Supplied data:
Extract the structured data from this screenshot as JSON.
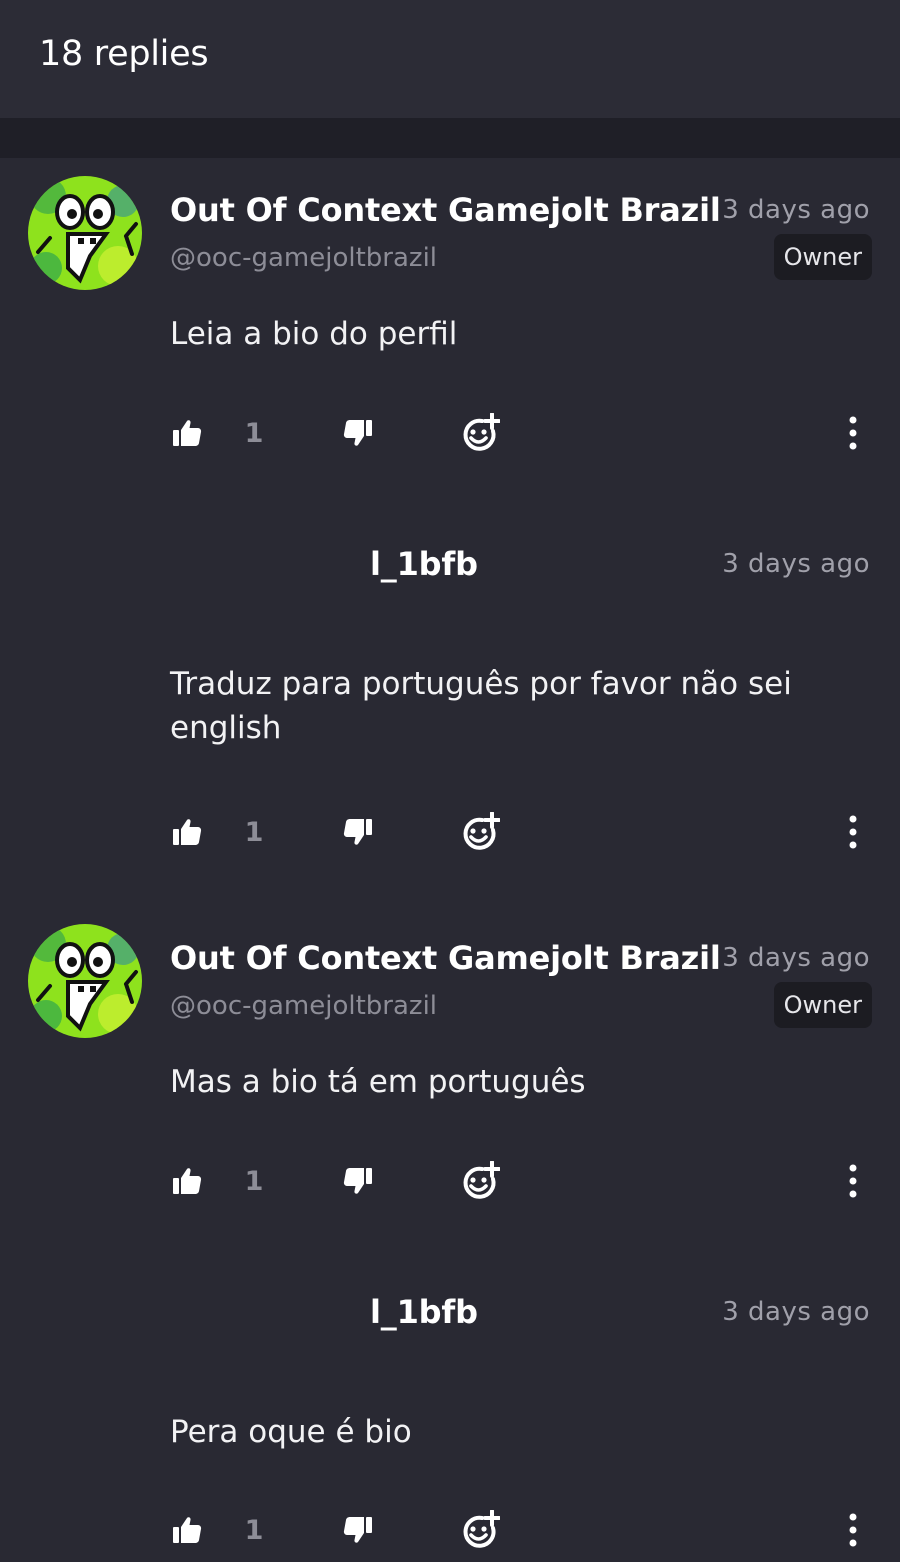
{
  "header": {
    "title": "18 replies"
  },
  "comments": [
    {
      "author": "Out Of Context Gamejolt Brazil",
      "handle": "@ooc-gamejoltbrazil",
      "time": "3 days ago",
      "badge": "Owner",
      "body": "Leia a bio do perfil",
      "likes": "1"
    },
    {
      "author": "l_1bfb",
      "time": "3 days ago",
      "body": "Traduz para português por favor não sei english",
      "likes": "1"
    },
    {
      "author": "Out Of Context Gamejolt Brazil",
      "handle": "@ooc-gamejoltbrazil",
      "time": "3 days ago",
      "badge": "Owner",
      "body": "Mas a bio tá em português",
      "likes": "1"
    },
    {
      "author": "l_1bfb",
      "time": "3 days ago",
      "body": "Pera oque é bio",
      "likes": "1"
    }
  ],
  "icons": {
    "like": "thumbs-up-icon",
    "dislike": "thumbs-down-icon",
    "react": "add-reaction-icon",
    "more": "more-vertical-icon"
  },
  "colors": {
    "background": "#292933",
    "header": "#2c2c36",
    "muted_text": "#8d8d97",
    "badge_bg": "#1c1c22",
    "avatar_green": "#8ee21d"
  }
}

...

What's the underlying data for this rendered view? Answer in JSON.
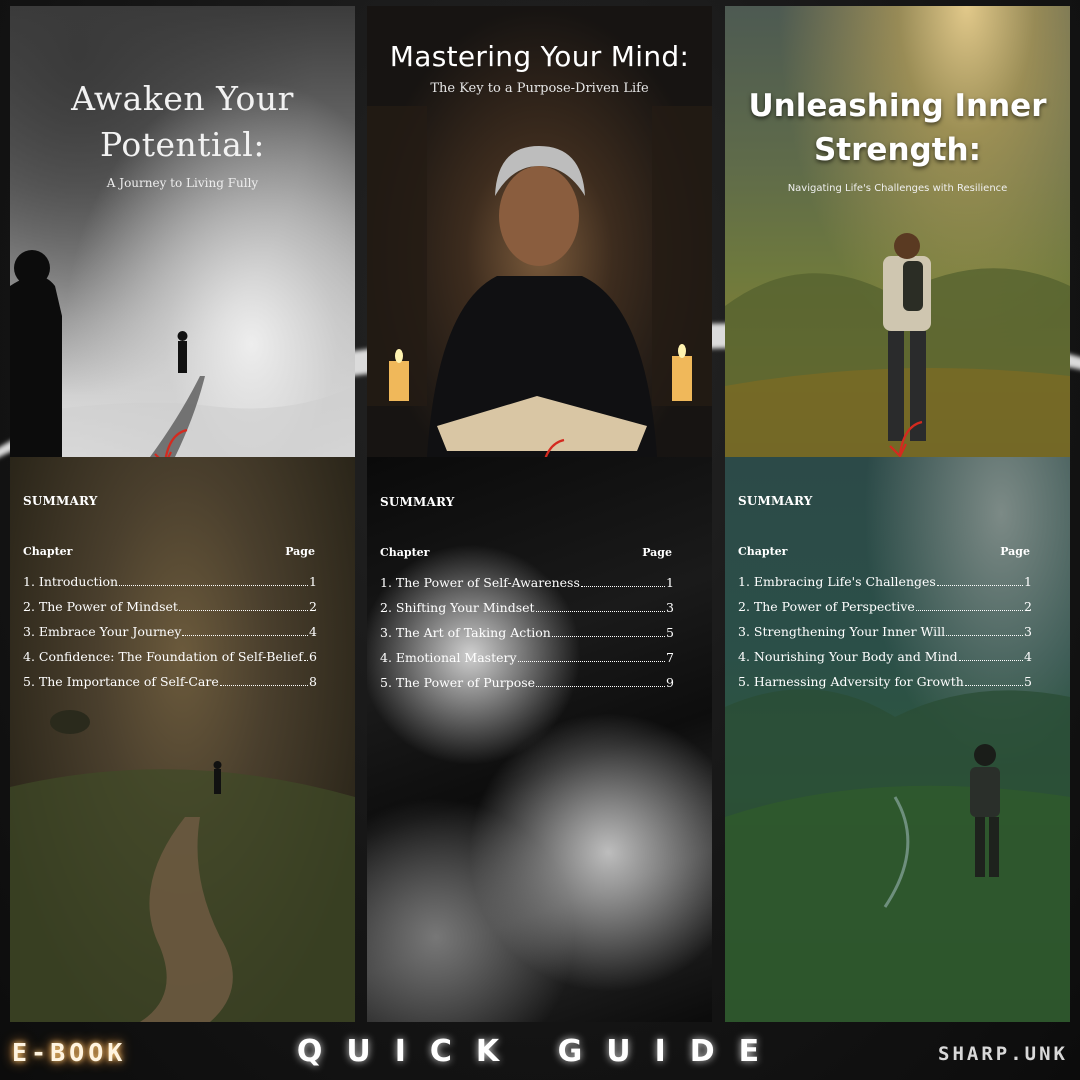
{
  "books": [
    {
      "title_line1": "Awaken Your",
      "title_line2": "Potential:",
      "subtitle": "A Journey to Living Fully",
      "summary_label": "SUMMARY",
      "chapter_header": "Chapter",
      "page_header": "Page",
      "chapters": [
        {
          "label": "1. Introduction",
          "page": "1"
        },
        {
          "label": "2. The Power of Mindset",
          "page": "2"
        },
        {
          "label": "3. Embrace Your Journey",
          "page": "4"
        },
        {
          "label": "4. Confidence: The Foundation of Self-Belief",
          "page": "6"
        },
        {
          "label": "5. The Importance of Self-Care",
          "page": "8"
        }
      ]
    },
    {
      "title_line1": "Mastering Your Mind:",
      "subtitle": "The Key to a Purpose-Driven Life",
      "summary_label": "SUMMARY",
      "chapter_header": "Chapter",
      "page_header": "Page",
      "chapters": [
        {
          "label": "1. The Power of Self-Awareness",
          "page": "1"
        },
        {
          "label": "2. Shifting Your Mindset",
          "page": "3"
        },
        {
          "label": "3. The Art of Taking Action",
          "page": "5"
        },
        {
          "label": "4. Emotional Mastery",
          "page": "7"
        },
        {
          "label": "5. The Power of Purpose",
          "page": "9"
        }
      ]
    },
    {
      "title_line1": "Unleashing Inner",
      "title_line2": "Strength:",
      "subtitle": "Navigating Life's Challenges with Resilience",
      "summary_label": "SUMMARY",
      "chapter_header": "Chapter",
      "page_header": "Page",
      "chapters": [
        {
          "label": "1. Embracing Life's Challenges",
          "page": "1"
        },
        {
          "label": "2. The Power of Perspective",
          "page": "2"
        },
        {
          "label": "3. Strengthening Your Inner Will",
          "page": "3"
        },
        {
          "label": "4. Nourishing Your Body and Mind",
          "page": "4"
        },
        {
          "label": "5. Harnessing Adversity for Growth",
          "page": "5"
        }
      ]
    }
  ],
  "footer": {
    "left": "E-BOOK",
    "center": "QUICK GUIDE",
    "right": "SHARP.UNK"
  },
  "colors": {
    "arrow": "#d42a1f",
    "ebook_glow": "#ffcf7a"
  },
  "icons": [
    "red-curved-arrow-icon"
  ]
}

---

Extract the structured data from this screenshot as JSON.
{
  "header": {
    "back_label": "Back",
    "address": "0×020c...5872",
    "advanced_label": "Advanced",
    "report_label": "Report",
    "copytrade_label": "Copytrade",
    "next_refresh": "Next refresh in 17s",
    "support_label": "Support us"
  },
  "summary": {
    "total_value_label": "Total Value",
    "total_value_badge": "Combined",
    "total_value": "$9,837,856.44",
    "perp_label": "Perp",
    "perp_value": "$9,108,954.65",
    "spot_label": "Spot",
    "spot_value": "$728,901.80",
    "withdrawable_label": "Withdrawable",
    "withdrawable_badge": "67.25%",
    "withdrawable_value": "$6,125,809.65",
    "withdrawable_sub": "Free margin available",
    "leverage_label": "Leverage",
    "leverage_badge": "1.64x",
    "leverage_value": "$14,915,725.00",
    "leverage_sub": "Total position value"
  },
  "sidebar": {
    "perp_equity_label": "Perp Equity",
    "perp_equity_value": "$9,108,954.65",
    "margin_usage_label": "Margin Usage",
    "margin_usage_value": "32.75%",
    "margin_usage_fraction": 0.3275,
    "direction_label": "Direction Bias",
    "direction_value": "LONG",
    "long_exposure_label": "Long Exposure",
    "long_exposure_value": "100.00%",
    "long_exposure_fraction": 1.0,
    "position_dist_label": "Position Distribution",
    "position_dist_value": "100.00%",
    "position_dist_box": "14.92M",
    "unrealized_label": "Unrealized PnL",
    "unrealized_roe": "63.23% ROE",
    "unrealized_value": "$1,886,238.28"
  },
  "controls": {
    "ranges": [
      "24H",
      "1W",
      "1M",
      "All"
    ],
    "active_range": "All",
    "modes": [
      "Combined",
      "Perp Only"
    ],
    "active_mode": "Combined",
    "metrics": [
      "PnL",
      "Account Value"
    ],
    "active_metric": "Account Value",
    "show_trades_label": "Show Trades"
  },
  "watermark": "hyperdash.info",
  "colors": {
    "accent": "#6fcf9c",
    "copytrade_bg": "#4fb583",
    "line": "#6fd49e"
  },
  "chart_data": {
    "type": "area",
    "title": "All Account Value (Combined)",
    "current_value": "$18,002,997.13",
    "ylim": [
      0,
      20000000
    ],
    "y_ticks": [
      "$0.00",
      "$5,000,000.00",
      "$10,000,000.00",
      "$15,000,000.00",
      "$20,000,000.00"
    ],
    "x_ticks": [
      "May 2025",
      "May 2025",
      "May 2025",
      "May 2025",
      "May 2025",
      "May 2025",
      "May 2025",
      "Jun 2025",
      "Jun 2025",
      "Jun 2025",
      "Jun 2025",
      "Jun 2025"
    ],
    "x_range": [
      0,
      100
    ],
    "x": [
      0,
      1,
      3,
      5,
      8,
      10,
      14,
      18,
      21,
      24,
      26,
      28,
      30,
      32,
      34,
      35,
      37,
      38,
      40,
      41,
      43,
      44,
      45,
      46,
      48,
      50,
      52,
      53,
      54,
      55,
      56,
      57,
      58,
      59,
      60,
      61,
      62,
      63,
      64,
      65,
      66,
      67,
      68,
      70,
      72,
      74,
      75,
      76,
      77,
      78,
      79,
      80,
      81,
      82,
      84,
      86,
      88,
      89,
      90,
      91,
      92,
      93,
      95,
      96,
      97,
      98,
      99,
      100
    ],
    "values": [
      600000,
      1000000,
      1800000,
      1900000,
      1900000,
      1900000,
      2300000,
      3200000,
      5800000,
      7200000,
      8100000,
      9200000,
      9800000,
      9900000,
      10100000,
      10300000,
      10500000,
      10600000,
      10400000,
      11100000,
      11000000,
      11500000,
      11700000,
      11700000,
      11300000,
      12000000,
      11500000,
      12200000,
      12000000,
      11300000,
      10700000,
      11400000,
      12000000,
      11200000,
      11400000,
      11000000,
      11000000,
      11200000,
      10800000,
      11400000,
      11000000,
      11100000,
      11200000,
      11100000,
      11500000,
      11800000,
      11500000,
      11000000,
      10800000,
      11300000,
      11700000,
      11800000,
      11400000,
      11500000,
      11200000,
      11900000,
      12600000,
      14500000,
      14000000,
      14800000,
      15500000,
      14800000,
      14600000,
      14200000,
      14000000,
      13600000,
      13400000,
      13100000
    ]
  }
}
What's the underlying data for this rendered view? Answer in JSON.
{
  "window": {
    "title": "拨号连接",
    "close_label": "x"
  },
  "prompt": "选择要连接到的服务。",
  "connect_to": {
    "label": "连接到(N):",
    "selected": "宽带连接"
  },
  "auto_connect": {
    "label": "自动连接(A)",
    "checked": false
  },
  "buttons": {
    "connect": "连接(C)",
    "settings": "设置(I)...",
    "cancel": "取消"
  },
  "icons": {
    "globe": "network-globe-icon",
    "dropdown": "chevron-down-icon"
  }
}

Short task: State the count of lines above containing the string "Your", and add nothing to it.

Answer to the task: 6